Note how many lines contain "change" and give that number, with nothing else.

:: Material shown ::

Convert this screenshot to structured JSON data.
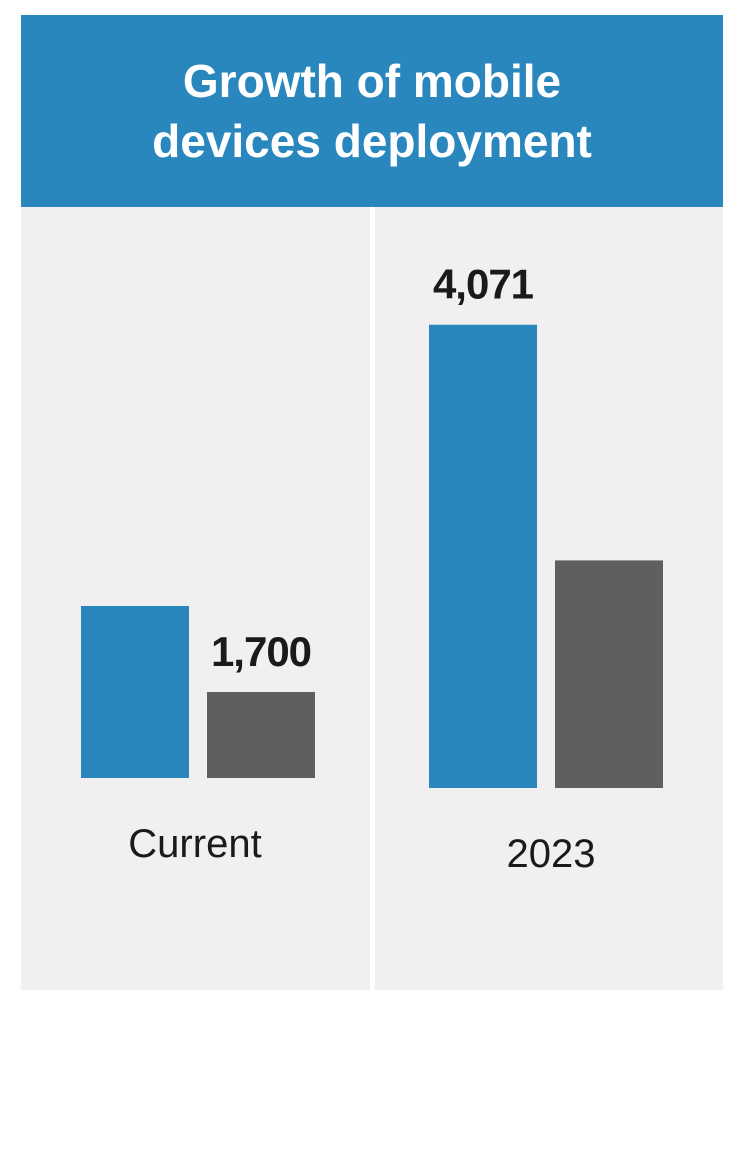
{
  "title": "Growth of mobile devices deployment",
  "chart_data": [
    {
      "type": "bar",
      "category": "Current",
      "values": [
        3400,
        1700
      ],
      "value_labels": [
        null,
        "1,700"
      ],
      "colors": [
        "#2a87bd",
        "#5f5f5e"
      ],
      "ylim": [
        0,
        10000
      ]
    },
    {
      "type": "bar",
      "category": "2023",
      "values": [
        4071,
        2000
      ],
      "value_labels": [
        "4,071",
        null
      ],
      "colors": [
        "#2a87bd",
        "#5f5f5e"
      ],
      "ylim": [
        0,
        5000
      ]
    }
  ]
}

:::
:: Material shown ::

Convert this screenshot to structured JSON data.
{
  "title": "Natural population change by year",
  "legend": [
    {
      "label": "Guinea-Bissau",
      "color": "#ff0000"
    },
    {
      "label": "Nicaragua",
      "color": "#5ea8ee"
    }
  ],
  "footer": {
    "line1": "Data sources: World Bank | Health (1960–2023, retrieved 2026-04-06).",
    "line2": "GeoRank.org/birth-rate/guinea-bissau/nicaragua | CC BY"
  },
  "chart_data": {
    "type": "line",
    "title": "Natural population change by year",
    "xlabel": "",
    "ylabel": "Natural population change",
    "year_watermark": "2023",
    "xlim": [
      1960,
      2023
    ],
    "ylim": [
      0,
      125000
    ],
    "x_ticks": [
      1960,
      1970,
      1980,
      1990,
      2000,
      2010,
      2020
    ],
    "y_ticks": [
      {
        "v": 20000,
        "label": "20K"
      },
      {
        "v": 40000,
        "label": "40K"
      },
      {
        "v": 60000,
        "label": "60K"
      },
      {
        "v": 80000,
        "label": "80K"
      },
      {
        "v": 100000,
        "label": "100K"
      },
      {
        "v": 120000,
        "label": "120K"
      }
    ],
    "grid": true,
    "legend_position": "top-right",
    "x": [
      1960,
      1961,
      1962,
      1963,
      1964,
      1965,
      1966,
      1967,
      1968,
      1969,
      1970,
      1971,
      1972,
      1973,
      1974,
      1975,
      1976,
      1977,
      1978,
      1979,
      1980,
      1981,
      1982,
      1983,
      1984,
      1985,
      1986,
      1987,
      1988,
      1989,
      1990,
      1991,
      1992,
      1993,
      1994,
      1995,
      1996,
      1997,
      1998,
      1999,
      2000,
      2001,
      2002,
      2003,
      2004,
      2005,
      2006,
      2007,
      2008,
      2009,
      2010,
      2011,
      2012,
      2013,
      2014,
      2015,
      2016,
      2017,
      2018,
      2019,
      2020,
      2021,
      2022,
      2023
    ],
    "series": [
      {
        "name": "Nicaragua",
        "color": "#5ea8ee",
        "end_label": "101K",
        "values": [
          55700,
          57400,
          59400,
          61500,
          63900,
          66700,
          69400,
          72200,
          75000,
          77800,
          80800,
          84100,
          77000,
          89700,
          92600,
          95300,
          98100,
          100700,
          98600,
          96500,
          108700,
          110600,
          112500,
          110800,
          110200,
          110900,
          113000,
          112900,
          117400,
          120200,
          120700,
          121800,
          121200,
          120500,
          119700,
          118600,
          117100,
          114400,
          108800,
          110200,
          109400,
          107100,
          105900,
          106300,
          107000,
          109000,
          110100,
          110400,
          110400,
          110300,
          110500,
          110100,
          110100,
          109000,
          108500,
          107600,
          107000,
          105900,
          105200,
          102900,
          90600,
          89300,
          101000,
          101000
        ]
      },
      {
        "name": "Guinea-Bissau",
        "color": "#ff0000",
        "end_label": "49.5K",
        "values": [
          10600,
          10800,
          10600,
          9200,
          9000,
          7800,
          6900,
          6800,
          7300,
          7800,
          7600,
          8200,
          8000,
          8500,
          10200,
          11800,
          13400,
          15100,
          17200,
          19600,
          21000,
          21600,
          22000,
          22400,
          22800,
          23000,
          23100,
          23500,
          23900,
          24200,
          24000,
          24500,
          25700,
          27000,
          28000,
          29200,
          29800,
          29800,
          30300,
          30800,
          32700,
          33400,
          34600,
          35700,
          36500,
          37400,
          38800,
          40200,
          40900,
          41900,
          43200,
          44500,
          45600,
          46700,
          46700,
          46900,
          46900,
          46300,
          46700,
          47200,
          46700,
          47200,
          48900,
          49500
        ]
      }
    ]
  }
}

:::

Complete response: 3